◆ What is asked: Every record here needs to be written out again exactly.

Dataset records

───

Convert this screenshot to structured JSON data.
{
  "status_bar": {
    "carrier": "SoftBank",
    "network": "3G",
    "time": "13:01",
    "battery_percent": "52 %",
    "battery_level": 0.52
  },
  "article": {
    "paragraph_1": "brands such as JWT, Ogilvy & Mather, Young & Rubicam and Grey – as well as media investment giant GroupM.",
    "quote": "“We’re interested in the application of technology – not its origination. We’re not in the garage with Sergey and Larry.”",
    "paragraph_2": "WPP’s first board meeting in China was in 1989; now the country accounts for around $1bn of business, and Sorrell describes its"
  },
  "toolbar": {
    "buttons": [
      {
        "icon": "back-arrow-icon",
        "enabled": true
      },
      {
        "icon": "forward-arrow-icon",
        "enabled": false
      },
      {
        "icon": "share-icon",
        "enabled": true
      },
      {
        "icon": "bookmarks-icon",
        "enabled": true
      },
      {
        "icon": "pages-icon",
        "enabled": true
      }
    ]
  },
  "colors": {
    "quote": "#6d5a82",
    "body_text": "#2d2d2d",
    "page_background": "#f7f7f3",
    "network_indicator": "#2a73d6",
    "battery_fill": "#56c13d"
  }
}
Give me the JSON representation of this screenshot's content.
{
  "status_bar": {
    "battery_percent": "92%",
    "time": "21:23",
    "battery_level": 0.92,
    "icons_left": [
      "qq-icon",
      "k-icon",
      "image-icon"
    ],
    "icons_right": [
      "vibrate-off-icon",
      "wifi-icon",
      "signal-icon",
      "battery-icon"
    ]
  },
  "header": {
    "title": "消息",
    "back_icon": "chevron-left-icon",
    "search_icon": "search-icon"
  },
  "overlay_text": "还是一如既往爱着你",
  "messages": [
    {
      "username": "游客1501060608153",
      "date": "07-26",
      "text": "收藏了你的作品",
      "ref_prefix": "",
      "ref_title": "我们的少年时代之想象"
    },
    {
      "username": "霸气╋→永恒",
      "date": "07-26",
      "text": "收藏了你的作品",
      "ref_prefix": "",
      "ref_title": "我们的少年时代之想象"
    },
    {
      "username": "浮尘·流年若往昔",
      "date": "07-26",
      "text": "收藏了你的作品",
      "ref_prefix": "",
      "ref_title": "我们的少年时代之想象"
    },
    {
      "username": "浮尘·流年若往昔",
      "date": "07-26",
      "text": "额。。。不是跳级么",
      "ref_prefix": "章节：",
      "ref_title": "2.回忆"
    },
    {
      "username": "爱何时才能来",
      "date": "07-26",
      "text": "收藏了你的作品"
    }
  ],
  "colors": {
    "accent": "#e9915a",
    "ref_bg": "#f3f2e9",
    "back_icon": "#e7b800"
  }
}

───

◆ Right answer:
Convert this screenshot to structured JSON data.
{
  "status_bar": {
    "carrier": "SoftBank",
    "network": "3G",
    "time": "13:01",
    "battery_percent": "52 %",
    "battery_level": 0.52
  },
  "article": {
    "paragraph_1": "brands such as JWT, Ogilvy & Mather, Young & Rubicam and Grey – as well as media investment giant GroupM.",
    "quote": "“We’re interested in the application of technology – not its origination. We’re not in the garage with Sergey and Larry.”",
    "paragraph_2": "WPP’s first board meeting in China was in 1989; now the country accounts for around $1bn of business, and Sorrell describes its"
  },
  "toolbar": {
    "buttons": [
      {
        "icon": "back-arrow-icon",
        "enabled": true
      },
      {
        "icon": "forward-arrow-icon",
        "enabled": false
      },
      {
        "icon": "share-icon",
        "enabled": true
      },
      {
        "icon": "bookmarks-icon",
        "enabled": true
      },
      {
        "icon": "pages-icon",
        "enabled": true
      }
    ]
  },
  "colors": {
    "quote": "#6d5a82",
    "body_text": "#2d2d2d",
    "page_background": "#f7f7f3",
    "network_indicator": "#2a73d6",
    "battery_fill": "#56c13d"
  }
}
Give me the JSON representation of this screenshot's content.
{
  "status_bar": {
    "battery_percent": "92%",
    "time": "21:23",
    "battery_level": 0.92,
    "icons_left": [
      "qq-icon",
      "k-icon",
      "image-icon"
    ],
    "icons_right": [
      "vibrate-off-icon",
      "wifi-icon",
      "signal-icon",
      "battery-icon"
    ]
  },
  "header": {
    "title": "消息",
    "back_icon": "chevron-left-icon",
    "search_icon": "search-icon"
  },
  "overlay_text": "还是一如既往爱着你",
  "messages": [
    {
      "username": "游客1501060608153",
      "date": "07-26",
      "text": "收藏了你的作品",
      "ref_prefix": "",
      "ref_title": "我们的少年时代之想象"
    },
    {
      "username": "霸气╋→永恒",
      "date": "07-26",
      "text": "收藏了你的作品",
      "ref_prefix": "",
      "ref_title": "我们的少年时代之想象"
    },
    {
      "username": "浮尘·流年若往昔",
      "date": "07-26",
      "text": "收藏了你的作品",
      "ref_prefix": "",
      "ref_title": "我们的少年时代之想象"
    },
    {
      "username": "浮尘·流年若往昔",
      "date": "07-26",
      "text": "额。。。不是跳级么",
      "ref_prefix": "章节：",
      "ref_title": "2.回忆"
    },
    {
      "username": "爱何时才能来",
      "date": "07-26",
      "text": "收藏了你的作品"
    }
  ],
  "colors": {
    "accent": "#e9915a",
    "ref_bg": "#f3f2e9",
    "back_icon": "#e7b800"
  }
}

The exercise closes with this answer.